Recorded data:
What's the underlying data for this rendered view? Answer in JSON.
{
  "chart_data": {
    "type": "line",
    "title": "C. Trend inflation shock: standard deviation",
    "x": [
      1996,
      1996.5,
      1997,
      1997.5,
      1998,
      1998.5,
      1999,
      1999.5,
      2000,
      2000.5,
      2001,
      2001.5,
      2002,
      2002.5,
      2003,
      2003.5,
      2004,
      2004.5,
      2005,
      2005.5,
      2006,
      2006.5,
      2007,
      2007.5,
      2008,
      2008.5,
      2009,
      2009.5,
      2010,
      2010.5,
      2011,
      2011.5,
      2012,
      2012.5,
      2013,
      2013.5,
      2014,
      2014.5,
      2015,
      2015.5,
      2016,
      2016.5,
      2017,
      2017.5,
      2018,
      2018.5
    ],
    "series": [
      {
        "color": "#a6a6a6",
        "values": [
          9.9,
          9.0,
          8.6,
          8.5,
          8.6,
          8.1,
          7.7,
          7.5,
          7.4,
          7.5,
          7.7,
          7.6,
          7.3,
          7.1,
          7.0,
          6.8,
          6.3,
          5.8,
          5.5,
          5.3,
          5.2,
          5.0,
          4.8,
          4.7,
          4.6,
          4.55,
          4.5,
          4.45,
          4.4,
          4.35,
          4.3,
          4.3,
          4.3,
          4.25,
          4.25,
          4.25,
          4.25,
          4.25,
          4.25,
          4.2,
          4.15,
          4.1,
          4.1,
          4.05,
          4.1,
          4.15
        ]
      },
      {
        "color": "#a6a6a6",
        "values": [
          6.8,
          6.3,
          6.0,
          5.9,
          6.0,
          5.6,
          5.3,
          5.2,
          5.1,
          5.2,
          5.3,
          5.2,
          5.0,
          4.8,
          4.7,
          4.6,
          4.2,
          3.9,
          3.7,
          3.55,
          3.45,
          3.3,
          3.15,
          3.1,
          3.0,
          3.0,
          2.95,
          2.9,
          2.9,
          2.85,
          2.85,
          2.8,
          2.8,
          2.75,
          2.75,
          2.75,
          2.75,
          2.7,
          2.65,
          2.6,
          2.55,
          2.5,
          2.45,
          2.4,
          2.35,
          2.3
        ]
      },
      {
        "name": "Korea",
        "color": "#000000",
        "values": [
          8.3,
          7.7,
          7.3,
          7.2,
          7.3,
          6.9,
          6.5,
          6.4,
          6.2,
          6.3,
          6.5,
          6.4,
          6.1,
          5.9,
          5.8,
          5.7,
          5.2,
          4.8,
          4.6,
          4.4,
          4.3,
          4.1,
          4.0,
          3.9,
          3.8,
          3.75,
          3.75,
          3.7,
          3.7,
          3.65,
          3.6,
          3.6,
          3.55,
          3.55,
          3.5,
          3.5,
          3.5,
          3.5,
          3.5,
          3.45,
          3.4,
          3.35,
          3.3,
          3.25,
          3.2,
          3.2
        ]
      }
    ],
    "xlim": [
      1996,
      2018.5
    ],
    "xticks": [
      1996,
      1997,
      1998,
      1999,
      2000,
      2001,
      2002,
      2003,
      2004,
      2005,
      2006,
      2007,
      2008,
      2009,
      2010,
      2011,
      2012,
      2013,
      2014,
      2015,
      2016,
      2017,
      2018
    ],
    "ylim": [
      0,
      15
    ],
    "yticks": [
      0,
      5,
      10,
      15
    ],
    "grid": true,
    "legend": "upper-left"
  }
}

Problem: Reproduce the complete set of lines precisely as supplied.

The answer:
What's the underlying data for this rendered view? Answer in JSON.
{
  "chart_data": {
    "type": "line",
    "title": "C. Trend inflation shock: standard deviation",
    "x": [
      1996,
      1996.5,
      1997,
      1997.5,
      1998,
      1998.5,
      1999,
      1999.5,
      2000,
      2000.5,
      2001,
      2001.5,
      2002,
      2002.5,
      2003,
      2003.5,
      2004,
      2004.5,
      2005,
      2005.5,
      2006,
      2006.5,
      2007,
      2007.5,
      2008,
      2008.5,
      2009,
      2009.5,
      2010,
      2010.5,
      2011,
      2011.5,
      2012,
      2012.5,
      2013,
      2013.5,
      2014,
      2014.5,
      2015,
      2015.5,
      2016,
      2016.5,
      2017,
      2017.5,
      2018,
      2018.5
    ],
    "series": [
      {
        "color": "#a6a6a6",
        "values": [
          9.9,
          9.0,
          8.6,
          8.5,
          8.6,
          8.1,
          7.7,
          7.5,
          7.4,
          7.5,
          7.7,
          7.6,
          7.3,
          7.1,
          7.0,
          6.8,
          6.3,
          5.8,
          5.5,
          5.3,
          5.2,
          5.0,
          4.8,
          4.7,
          4.6,
          4.55,
          4.5,
          4.45,
          4.4,
          4.35,
          4.3,
          4.3,
          4.3,
          4.25,
          4.25,
          4.25,
          4.25,
          4.25,
          4.25,
          4.2,
          4.15,
          4.1,
          4.1,
          4.05,
          4.1,
          4.15
        ]
      },
      {
        "color": "#a6a6a6",
        "values": [
          6.8,
          6.3,
          6.0,
          5.9,
          6.0,
          5.6,
          5.3,
          5.2,
          5.1,
          5.2,
          5.3,
          5.2,
          5.0,
          4.8,
          4.7,
          4.6,
          4.2,
          3.9,
          3.7,
          3.55,
          3.45,
          3.3,
          3.15,
          3.1,
          3.0,
          3.0,
          2.95,
          2.9,
          2.9,
          2.85,
          2.85,
          2.8,
          2.8,
          2.75,
          2.75,
          2.75,
          2.75,
          2.7,
          2.65,
          2.6,
          2.55,
          2.5,
          2.45,
          2.4,
          2.35,
          2.3
        ]
      },
      {
        "name": "Korea",
        "color": "#000000",
        "values": [
          8.3,
          7.7,
          7.3,
          7.2,
          7.3,
          6.9,
          6.5,
          6.4,
          6.2,
          6.3,
          6.5,
          6.4,
          6.1,
          5.9,
          5.8,
          5.7,
          5.2,
          4.8,
          4.6,
          4.4,
          4.3,
          4.1,
          4.0,
          3.9,
          3.8,
          3.75,
          3.75,
          3.7,
          3.7,
          3.65,
          3.6,
          3.6,
          3.55,
          3.55,
          3.5,
          3.5,
          3.5,
          3.5,
          3.5,
          3.45,
          3.4,
          3.35,
          3.3,
          3.25,
          3.2,
          3.2
        ]
      }
    ],
    "xlim": [
      1996,
      2018.5
    ],
    "xticks": [
      1996,
      1997,
      1998,
      1999,
      2000,
      2001,
      2002,
      2003,
      2004,
      2005,
      2006,
      2007,
      2008,
      2009,
      2010,
      2011,
      2012,
      2013,
      2014,
      2015,
      2016,
      2017,
      2018
    ],
    "ylim": [
      0,
      15
    ],
    "yticks": [
      0,
      5,
      10,
      15
    ],
    "grid": true,
    "legend": "upper-left"
  }
}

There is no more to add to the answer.